= EXERCISE OBJECTIVE =
Consider the records below. How many of their lines include the word "Output"? State the number and nothing else.
* START *
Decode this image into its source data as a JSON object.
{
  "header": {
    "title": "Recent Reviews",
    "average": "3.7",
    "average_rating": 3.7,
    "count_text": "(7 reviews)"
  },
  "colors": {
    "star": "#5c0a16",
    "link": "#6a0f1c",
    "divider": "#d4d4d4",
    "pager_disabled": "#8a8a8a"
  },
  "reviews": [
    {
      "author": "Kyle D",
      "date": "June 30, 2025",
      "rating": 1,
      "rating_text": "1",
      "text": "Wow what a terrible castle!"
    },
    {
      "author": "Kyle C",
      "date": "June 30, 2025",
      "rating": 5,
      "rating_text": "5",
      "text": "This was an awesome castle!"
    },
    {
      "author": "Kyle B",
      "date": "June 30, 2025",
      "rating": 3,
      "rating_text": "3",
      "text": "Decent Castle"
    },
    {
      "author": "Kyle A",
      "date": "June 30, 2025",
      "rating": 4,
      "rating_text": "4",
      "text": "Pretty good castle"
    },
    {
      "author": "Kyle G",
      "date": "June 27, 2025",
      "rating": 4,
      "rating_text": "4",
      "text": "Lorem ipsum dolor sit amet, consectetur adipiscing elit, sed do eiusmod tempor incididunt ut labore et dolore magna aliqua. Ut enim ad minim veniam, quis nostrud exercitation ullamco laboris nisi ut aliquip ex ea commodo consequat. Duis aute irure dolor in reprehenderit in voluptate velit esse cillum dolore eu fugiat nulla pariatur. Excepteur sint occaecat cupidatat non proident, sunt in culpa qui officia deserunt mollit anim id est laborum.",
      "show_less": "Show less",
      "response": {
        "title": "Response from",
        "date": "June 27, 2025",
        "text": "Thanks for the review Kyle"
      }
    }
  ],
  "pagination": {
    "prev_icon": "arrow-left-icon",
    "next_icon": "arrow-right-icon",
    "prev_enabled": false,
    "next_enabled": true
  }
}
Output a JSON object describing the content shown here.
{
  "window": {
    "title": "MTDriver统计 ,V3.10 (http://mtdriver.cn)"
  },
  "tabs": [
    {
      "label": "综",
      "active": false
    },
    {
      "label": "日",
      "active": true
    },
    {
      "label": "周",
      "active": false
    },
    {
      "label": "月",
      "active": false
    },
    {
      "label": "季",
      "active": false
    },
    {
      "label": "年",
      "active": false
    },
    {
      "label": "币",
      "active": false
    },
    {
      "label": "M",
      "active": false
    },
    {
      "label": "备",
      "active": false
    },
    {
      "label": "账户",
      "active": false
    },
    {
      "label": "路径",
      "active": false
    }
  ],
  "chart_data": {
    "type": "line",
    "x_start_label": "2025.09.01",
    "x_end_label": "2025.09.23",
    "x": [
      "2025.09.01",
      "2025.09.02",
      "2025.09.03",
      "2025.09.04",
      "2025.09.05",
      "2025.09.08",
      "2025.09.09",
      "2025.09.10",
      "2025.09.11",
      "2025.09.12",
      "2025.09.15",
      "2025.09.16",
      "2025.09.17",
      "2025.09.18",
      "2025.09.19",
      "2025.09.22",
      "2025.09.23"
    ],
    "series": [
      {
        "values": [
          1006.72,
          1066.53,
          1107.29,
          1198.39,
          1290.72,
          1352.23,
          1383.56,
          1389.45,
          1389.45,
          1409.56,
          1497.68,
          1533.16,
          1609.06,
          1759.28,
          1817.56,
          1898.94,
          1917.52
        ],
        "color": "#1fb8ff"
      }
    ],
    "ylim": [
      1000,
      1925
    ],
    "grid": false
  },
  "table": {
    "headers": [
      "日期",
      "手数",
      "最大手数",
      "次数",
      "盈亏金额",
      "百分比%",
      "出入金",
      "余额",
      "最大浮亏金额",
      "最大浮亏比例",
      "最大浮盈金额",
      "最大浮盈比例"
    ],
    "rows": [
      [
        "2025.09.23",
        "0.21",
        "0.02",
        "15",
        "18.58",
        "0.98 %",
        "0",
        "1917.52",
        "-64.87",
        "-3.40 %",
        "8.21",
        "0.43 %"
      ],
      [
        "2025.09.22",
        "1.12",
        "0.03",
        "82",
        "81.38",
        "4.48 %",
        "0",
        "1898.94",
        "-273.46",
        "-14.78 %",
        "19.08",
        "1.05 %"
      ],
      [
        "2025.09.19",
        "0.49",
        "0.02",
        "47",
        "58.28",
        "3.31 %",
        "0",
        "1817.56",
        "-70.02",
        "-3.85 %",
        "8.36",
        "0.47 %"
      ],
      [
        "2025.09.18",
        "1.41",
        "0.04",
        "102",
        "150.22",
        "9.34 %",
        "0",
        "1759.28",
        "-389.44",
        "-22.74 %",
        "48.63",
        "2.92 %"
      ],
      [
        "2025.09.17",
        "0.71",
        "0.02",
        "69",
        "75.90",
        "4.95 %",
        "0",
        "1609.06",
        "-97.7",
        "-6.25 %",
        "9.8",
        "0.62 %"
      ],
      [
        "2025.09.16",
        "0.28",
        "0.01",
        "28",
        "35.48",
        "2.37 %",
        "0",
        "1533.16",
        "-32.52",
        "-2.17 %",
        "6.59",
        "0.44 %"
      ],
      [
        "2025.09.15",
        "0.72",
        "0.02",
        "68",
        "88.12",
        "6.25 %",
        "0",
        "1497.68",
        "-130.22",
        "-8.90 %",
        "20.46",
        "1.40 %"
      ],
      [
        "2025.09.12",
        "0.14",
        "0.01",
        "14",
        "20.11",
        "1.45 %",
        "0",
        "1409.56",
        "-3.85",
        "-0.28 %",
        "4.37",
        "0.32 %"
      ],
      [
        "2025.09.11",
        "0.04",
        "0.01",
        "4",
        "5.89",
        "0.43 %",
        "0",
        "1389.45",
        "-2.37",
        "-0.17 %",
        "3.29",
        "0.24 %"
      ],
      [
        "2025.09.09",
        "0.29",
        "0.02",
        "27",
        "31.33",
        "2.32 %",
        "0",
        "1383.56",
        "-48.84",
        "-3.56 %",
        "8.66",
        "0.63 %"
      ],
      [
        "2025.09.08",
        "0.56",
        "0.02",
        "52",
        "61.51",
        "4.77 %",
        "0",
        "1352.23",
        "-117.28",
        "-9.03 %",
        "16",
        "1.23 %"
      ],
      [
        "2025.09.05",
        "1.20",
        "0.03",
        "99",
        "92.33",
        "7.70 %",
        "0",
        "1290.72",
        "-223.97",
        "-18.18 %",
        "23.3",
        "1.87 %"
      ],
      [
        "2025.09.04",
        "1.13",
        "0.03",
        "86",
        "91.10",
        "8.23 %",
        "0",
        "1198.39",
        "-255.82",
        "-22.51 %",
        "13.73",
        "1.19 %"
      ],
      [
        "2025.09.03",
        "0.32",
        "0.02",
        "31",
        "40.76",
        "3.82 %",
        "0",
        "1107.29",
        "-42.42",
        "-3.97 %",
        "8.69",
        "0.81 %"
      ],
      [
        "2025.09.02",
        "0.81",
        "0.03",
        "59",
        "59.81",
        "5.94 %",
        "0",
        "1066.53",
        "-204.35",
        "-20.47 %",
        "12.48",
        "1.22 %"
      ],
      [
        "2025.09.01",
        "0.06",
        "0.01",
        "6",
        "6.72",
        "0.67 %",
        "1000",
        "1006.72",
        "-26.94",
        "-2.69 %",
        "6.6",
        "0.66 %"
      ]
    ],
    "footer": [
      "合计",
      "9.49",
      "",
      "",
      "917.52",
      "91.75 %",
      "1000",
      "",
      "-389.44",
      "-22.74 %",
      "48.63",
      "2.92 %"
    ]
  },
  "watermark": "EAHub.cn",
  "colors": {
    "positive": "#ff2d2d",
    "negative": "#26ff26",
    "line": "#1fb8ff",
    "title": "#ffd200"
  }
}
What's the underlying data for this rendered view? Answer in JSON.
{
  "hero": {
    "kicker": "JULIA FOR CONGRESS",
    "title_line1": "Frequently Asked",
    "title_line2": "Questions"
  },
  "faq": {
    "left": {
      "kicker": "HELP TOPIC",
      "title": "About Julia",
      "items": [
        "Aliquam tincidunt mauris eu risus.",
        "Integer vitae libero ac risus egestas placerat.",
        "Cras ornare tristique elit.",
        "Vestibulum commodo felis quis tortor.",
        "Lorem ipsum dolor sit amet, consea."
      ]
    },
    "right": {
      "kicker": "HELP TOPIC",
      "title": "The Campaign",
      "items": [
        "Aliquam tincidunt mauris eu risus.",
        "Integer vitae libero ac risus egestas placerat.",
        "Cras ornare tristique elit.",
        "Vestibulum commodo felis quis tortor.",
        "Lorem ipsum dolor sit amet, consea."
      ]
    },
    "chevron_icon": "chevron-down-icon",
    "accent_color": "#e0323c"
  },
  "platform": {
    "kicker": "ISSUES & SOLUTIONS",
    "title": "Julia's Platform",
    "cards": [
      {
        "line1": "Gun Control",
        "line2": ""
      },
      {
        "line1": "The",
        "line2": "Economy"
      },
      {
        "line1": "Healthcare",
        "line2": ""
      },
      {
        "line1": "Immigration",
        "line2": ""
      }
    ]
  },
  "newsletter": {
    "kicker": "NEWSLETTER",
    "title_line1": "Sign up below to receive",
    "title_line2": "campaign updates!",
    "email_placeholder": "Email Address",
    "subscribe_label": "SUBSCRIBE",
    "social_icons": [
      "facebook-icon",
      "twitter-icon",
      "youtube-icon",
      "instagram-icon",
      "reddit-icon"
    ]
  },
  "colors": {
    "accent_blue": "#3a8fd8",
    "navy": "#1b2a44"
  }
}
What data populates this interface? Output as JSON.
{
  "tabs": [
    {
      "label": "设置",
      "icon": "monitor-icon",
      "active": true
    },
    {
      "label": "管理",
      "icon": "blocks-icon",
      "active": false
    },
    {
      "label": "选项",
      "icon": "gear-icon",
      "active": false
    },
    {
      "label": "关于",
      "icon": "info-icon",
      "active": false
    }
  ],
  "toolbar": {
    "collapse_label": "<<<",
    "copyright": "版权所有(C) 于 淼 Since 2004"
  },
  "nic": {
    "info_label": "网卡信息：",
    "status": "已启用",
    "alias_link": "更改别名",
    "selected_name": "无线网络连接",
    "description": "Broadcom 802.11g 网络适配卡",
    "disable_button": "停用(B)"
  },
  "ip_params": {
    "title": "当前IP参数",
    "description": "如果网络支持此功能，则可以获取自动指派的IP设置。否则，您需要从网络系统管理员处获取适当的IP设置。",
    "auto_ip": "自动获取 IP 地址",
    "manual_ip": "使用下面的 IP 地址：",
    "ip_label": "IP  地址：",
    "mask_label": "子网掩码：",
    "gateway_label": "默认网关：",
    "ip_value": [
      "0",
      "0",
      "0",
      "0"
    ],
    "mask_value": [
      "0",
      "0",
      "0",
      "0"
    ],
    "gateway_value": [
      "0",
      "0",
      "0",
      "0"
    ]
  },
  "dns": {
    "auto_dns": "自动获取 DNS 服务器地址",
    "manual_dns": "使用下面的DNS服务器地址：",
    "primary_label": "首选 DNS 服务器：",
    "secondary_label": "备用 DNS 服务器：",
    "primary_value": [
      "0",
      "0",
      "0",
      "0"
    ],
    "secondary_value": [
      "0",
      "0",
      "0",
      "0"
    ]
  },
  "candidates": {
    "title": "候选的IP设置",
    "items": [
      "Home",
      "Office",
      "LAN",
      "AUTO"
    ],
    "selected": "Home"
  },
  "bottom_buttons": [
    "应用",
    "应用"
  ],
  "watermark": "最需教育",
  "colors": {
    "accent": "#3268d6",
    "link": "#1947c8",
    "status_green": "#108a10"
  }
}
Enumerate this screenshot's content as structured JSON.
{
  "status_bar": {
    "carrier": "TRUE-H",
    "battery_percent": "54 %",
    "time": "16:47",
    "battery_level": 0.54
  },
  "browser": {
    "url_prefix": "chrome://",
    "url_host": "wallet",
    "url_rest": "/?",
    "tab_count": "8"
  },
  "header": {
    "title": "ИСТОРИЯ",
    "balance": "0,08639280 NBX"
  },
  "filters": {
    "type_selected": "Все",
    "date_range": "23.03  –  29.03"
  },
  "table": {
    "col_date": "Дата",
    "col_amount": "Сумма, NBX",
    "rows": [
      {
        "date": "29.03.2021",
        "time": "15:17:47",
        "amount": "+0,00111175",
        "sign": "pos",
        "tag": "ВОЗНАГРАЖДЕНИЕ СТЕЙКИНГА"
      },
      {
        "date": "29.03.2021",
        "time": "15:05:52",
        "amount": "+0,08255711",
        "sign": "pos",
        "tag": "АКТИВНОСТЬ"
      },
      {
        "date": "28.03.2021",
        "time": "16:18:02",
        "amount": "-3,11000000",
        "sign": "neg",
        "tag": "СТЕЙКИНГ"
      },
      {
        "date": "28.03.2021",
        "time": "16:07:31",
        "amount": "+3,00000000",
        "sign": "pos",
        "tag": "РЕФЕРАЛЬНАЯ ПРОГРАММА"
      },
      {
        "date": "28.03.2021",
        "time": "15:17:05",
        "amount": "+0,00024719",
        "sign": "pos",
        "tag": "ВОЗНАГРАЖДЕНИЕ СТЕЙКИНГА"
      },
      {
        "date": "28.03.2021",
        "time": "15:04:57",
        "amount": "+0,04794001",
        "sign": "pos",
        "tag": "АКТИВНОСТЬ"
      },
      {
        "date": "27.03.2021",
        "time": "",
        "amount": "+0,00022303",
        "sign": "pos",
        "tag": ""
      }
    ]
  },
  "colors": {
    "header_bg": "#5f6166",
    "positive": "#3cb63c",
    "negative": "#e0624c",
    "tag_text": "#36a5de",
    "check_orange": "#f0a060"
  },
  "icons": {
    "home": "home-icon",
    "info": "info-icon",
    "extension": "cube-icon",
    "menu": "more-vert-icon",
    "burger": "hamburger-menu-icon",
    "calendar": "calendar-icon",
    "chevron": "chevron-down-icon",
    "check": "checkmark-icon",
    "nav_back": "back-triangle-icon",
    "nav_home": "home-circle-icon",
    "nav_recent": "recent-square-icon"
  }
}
* END *
= PROBLEM SOLUTION =
2